[Direction]
Search the material below for the word "this" and copy every line in which it occurs.

[Stored items]

[START]

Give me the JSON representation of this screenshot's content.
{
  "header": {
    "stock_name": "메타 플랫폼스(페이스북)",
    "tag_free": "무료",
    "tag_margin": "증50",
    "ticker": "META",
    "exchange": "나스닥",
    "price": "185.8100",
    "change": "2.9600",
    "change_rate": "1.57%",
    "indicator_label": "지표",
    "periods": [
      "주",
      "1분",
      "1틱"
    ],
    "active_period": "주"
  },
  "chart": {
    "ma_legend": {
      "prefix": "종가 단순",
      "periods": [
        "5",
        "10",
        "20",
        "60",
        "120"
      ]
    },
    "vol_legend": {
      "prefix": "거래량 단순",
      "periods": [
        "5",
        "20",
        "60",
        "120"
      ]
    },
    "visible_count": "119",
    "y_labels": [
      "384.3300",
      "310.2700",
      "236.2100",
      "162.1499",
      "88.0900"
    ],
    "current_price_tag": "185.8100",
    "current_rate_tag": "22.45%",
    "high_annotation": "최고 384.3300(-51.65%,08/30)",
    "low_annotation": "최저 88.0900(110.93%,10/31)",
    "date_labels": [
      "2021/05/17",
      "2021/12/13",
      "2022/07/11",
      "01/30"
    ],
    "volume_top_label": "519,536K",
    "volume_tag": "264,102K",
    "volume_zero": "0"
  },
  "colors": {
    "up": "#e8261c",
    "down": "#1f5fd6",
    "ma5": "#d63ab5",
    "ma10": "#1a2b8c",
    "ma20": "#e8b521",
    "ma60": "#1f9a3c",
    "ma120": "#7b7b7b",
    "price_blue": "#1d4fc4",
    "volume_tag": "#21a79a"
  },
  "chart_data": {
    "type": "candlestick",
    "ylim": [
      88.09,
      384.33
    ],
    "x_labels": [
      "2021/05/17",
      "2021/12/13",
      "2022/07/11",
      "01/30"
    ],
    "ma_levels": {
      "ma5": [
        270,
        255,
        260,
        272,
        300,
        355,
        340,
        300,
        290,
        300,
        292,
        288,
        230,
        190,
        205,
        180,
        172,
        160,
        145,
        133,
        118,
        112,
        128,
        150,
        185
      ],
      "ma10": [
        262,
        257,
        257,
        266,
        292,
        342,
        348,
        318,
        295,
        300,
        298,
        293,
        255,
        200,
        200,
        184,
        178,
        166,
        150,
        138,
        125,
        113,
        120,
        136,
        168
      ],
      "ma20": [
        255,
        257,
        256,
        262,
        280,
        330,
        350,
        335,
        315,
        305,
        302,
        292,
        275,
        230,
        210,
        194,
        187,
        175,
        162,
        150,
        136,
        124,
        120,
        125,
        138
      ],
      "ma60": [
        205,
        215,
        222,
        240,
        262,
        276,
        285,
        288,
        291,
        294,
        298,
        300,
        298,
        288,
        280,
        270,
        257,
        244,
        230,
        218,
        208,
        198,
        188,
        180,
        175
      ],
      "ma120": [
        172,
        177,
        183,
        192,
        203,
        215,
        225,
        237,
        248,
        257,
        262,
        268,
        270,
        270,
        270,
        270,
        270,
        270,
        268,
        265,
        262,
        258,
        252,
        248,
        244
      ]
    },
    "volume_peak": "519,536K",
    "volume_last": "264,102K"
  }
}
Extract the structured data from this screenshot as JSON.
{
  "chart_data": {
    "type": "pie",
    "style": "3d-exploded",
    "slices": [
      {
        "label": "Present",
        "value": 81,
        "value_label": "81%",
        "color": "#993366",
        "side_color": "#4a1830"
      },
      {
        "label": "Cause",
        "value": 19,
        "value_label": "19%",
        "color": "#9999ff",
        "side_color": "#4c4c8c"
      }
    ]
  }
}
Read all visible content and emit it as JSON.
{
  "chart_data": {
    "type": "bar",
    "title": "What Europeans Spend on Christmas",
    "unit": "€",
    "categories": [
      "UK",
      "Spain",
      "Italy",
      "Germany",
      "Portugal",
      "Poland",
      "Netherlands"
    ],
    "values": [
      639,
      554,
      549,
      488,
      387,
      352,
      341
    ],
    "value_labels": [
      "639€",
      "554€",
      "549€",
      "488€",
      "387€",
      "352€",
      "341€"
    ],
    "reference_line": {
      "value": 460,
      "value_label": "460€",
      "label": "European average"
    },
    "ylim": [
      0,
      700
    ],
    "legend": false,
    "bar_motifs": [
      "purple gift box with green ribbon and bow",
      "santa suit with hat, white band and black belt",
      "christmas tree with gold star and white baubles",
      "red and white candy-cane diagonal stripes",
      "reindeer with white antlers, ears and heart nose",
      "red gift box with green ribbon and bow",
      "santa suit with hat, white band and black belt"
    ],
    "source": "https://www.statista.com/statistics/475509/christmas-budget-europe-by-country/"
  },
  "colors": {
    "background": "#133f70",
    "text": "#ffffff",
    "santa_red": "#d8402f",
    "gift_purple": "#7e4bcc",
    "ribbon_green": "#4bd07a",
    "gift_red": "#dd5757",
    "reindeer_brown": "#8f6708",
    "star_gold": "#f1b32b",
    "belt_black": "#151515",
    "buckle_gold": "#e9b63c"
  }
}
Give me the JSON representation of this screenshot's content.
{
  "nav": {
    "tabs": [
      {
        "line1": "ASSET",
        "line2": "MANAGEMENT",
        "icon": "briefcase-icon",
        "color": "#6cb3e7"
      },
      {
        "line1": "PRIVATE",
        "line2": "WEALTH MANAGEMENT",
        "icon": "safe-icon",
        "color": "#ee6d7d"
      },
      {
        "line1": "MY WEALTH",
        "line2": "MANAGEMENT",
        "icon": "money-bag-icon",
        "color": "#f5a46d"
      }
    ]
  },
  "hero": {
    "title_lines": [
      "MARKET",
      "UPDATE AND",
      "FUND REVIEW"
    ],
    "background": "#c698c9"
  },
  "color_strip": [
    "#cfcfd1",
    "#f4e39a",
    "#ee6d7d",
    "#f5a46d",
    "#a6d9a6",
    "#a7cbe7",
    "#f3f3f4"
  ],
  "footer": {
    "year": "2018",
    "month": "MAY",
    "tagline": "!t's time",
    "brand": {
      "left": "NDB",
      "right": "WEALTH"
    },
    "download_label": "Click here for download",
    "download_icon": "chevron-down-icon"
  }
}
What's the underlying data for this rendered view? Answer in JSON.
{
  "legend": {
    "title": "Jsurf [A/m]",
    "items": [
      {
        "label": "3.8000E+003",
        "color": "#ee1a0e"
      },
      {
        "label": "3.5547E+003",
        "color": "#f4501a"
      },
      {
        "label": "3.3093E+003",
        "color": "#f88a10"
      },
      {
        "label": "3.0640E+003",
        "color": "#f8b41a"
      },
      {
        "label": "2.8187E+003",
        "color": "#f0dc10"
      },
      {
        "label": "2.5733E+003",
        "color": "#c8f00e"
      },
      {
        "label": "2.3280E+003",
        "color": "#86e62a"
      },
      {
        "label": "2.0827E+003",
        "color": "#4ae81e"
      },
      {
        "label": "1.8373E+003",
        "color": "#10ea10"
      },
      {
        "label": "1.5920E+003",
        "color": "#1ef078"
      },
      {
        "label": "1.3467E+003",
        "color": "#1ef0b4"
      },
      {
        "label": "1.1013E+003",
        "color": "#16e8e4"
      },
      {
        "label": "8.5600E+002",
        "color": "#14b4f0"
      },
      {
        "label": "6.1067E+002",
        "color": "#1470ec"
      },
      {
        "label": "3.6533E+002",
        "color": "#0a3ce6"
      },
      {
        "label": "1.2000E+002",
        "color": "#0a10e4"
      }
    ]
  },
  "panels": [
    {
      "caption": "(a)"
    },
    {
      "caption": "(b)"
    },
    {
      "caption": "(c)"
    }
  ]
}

[END]

[The solution]
Give me the JSON representation of this screenshot's content.
Extract the structured data from this screenshot as JSON.
Give me the JSON representation of this screenshot's content.
What's the underlying data for this rendered view? Answer in JSON.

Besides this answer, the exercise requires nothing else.